▶ Instruction
Copy out the lines from the one containing "x-axis-label: Longitude (deg" to the one containing "246, 212, 257]", including both, with every character unchanged.

· · · · ·

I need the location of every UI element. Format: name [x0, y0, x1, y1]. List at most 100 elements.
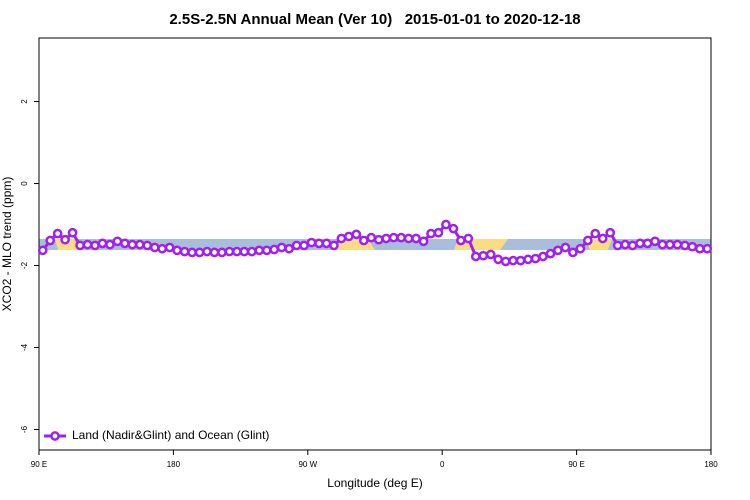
x-axis-label: Longitude (deg E)	[327, 476, 422, 490]
data-point	[127, 239, 138, 250]
data-point	[642, 238, 653, 249]
data-point	[381, 233, 392, 244]
data-point	[329, 240, 339, 251]
data-point	[269, 244, 280, 255]
data-point	[694, 243, 705, 254]
data-point	[232, 246, 242, 257]
data-point	[284, 243, 294, 254]
data-point	[545, 248, 556, 259]
data-point	[680, 240, 690, 251]
data-point	[635, 238, 645, 249]
data-point	[194, 247, 205, 258]
x-tick-label: 90 W	[298, 460, 317, 469]
data-point	[470, 251, 481, 262]
data-point	[612, 240, 623, 251]
data-point	[358, 235, 369, 246]
data-point	[276, 242, 287, 253]
data-point	[261, 245, 272, 256]
legend-marker	[50, 431, 60, 441]
data-point	[463, 233, 474, 244]
data-point	[142, 240, 153, 251]
data-point	[373, 234, 384, 245]
data-point	[493, 254, 504, 265]
data-point	[478, 250, 489, 261]
data-point	[538, 251, 548, 262]
data-point	[314, 238, 324, 249]
x-tick-label: 90 E	[31, 460, 47, 469]
data-point	[388, 232, 399, 243]
data-point	[687, 241, 698, 252]
data-point	[433, 227, 444, 238]
data-point	[45, 235, 56, 246]
data-point	[702, 243, 713, 254]
plot-frame	[38, 37, 712, 451]
data-point	[97, 238, 108, 249]
data-point	[224, 246, 235, 257]
data-point	[582, 235, 593, 246]
ocean-band	[39, 239, 711, 250]
data-point	[187, 247, 197, 258]
data-point	[75, 240, 85, 251]
data-point	[291, 240, 302, 251]
data-point	[239, 246, 250, 257]
chart-title: 2.5S-2.5N Annual Mean (Ver 10) 2015-01-0…	[169, 11, 580, 28]
data-point	[500, 256, 511, 267]
data-point	[366, 232, 377, 243]
data-point	[672, 239, 683, 250]
x-tick-label: 0	[440, 460, 445, 469]
data-point	[515, 255, 526, 266]
data-point	[456, 235, 466, 246]
data-point	[508, 255, 518, 266]
data-point	[299, 240, 309, 251]
data-point	[351, 229, 362, 240]
data-point	[657, 239, 668, 250]
data-point	[82, 239, 93, 250]
data-point	[105, 239, 115, 250]
data-point	[67, 227, 78, 238]
data-point	[403, 233, 414, 244]
data-point	[523, 254, 533, 265]
x-tick-label: 180	[167, 460, 181, 469]
data-point	[620, 239, 630, 250]
data-point	[396, 232, 406, 243]
y-tick-label: 2	[20, 99, 29, 104]
data-point	[336, 233, 347, 244]
data-point	[590, 228, 601, 239]
data-point	[426, 228, 436, 239]
y-tick-label: -2	[20, 261, 29, 269]
x-tick-label: 180	[704, 460, 718, 469]
data-point	[120, 238, 130, 249]
data-point	[411, 233, 421, 244]
data-point	[202, 246, 212, 257]
data-point	[627, 240, 638, 251]
data-point	[134, 239, 145, 250]
data-point	[179, 246, 190, 257]
y-tick-label: -6	[20, 425, 29, 433]
data-point	[575, 243, 586, 254]
data-point	[164, 242, 175, 253]
y-tick-label: 0	[20, 181, 29, 186]
data-point	[568, 247, 578, 258]
data-point	[650, 236, 660, 247]
data-point	[60, 234, 70, 245]
data-point	[209, 247, 220, 258]
data-point	[597, 233, 608, 244]
data-point	[441, 219, 451, 230]
data-point	[217, 247, 227, 258]
y-axis-label: XCO2 - MLO trend (ppm)	[0, 177, 14, 312]
data-point	[344, 231, 354, 242]
data-point	[37, 245, 48, 256]
data-point	[149, 242, 160, 253]
data-point	[157, 243, 168, 254]
data-point	[112, 236, 123, 247]
data-point	[418, 236, 429, 247]
data-point	[52, 228, 63, 239]
data-point	[321, 238, 332, 249]
data-point	[665, 239, 675, 250]
data-point	[560, 242, 571, 253]
data-point	[448, 223, 459, 234]
data-point	[485, 249, 496, 260]
data-point	[530, 253, 541, 264]
data-point	[306, 237, 317, 248]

· · · · ·

▶ Written solution
x-axis-label: Longitude (deg E)	[327, 476, 422, 490]
data-point	[127, 239, 138, 250]
data-point	[642, 238, 653, 249]
data-point	[381, 233, 392, 244]
data-point	[329, 240, 339, 251]
data-point	[269, 244, 280, 255]
data-point	[694, 243, 705, 254]
data-point	[232, 246, 242, 257]
data-point	[284, 243, 294, 254]
data-point	[545, 248, 556, 259]
data-point	[680, 240, 690, 251]
data-point	[635, 238, 645, 249]
data-point	[194, 247, 205, 258]
x-tick-label: 90 W	[298, 460, 317, 469]
data-point	[470, 251, 481, 262]
data-point	[612, 240, 623, 251]
data-point	[358, 235, 369, 246]
data-point	[276, 242, 287, 253]
data-point	[261, 245, 272, 256]
legend-marker	[50, 431, 60, 441]
data-point	[463, 233, 474, 244]
data-point	[142, 240, 153, 251]
data-point	[373, 234, 384, 245]
data-point	[493, 254, 504, 265]
data-point	[478, 250, 489, 261]
data-point	[538, 251, 548, 262]
data-point	[314, 238, 324, 249]
x-tick-label: 90 E	[31, 460, 47, 469]
data-point	[388, 232, 399, 243]
data-point	[687, 241, 698, 252]
data-point	[433, 227, 444, 238]
data-point	[45, 235, 56, 246]
data-point	[702, 243, 713, 254]
plot-frame	[38, 37, 712, 451]
data-point	[97, 238, 108, 249]
data-point	[224, 246, 235, 257]
data-point	[582, 235, 593, 246]
ocean-band	[39, 239, 711, 250]
data-point	[187, 247, 197, 258]
data-point	[75, 240, 85, 251]
data-point	[291, 240, 302, 251]
data-point	[239, 246, 250, 257]
chart-title: 2.5S-2.5N Annual Mean (Ver 10) 2015-01-0…	[169, 11, 580, 28]
data-point	[500, 256, 511, 267]
data-point	[366, 232, 377, 243]
data-point	[672, 239, 683, 250]
x-tick-label: 0	[440, 460, 445, 469]
data-point	[515, 255, 526, 266]
data-point	[456, 235, 466, 246]
data-point	[508, 255, 518, 266]
data-point	[299, 240, 309, 251]
data-point	[351, 229, 362, 240]
data-point	[657, 239, 668, 250]
data-point	[82, 239, 93, 250]
data-point	[105, 239, 115, 250]
data-point	[67, 227, 78, 238]
data-point	[403, 233, 414, 244]
data-point	[523, 254, 533, 265]
x-tick-label: 180	[167, 460, 181, 469]
data-point	[620, 239, 630, 250]
data-point	[396, 232, 406, 243]
y-tick-label: 2	[20, 99, 29, 104]
data-point	[336, 233, 347, 244]
data-point	[590, 228, 601, 239]
data-point	[426, 228, 436, 239]
y-tick-label: -2	[20, 261, 29, 269]
x-tick-label: 180	[704, 460, 718, 469]
data-point	[120, 238, 130, 249]
data-point	[411, 233, 421, 244]
data-point	[202, 246, 212, 257]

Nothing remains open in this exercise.